Data excerpts ::

** START **

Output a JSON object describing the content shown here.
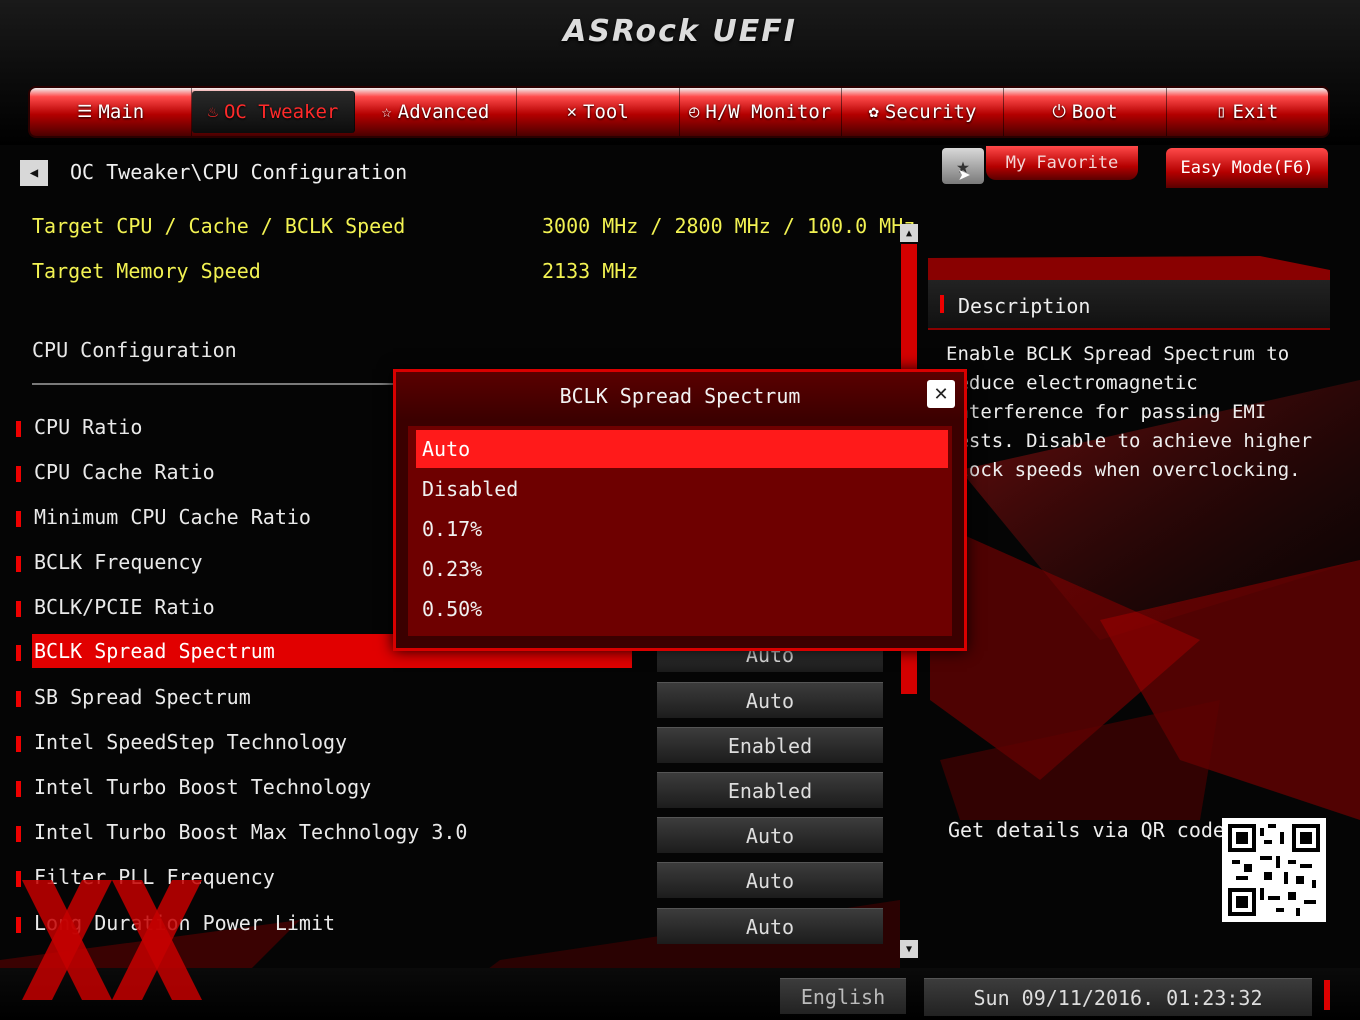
{
  "header": {
    "logo": "ASRock UEFI"
  },
  "tabs": [
    {
      "label": "Main",
      "icon": "list-icon",
      "active": false
    },
    {
      "label": "OC Tweaker",
      "icon": "flame-icon",
      "active": true
    },
    {
      "label": "Advanced",
      "icon": "star-icon",
      "active": false
    },
    {
      "label": "Tool",
      "icon": "tools-icon",
      "active": false
    },
    {
      "label": "H/W Monitor",
      "icon": "monitor-icon",
      "active": false
    },
    {
      "label": "Security",
      "icon": "shield-icon",
      "active": false
    },
    {
      "label": "Boot",
      "icon": "power-icon",
      "active": false
    },
    {
      "label": "Exit",
      "icon": "exit-icon",
      "active": false
    }
  ],
  "breadcrumb": "OC Tweaker\\CPU Configuration",
  "toolbar": {
    "favorite_label": "My Favorite",
    "easy_mode_label": "Easy Mode(F6)"
  },
  "info": [
    {
      "label": "Target CPU / Cache / BCLK Speed",
      "value": "3000 MHz / 2800 MHz / 100.0 MHz"
    },
    {
      "label": "Target Memory Speed",
      "value": "2133 MHz"
    }
  ],
  "section_title": "CPU Configuration",
  "settings": [
    {
      "label": "CPU Ratio",
      "value": ""
    },
    {
      "label": "CPU Cache Ratio",
      "value": ""
    },
    {
      "label": "Minimum CPU Cache Ratio",
      "value": ""
    },
    {
      "label": "BCLK Frequency",
      "value": ""
    },
    {
      "label": "BCLK/PCIE Ratio",
      "value": ""
    },
    {
      "label": "BCLK Spread Spectrum",
      "value": "Auto",
      "selected": true
    },
    {
      "label": "SB Spread Spectrum",
      "value": "Auto"
    },
    {
      "label": "Intel SpeedStep Technology",
      "value": "Enabled"
    },
    {
      "label": "Intel Turbo Boost Technology",
      "value": "Enabled"
    },
    {
      "label": "Intel Turbo Boost Max Technology 3.0",
      "value": "Auto"
    },
    {
      "label": "Filter PLL Frequency",
      "value": "Auto"
    },
    {
      "label": "Long Duration Power Limit",
      "value": "Auto"
    }
  ],
  "description": {
    "title": "Description",
    "text": "Enable BCLK Spread Spectrum to\nreduce electromagnetic\ninterference for passing EMI\ntests. Disable to achieve higher\nclock speeds when overclocking.",
    "qr_label": "Get details via QR code"
  },
  "popup": {
    "title": "BCLK Spread Spectrum",
    "close_icon": "close-icon",
    "options": [
      "Auto",
      "Disabled",
      "0.17%",
      "0.23%",
      "0.50%"
    ],
    "selected": "Auto"
  },
  "footer": {
    "language": "English",
    "datetime": "Sun 09/11/2016. 01:23:32"
  },
  "colors": {
    "accent": "#e10000",
    "info_text": "#f2f252",
    "popup_bg": "#6e0000"
  }
}
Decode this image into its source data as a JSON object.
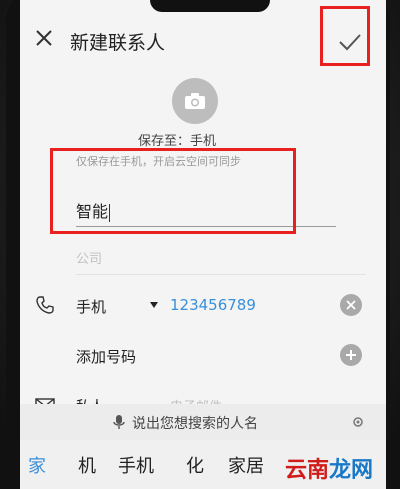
{
  "header": {
    "title": "新建联系人"
  },
  "avatar": {
    "icon": "camera-icon"
  },
  "save_to": {
    "label": "保存至：手机",
    "hint": "仅保存在手机，开启云空间可同步"
  },
  "fields": {
    "name_value": "智能",
    "company_placeholder": "公司"
  },
  "phone_row": {
    "icon": "phone-icon",
    "type": "手机",
    "number": "123456789"
  },
  "add_number": {
    "label": "添加号码"
  },
  "email_row": {
    "icon": "mail-icon",
    "type": "私人",
    "placeholder": "电子邮件"
  },
  "voice": {
    "text": "说出您想搜索的人名"
  },
  "keyboard": {
    "candidates": [
      "家",
      "机",
      "手机",
      "化",
      "家居"
    ]
  },
  "watermark": {
    "part1": "云南",
    "part2": "龙网"
  },
  "colors": {
    "accent": "#3a8fd9",
    "highlight_box": "#e8201f"
  }
}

** END **

SHORT EXERCISE ::
Out of the records, collect only those lines that contain the string "object".

THE REPLY ::
Output a JSON object describing the content shown here.
Decode this image into its source data as a JSON object.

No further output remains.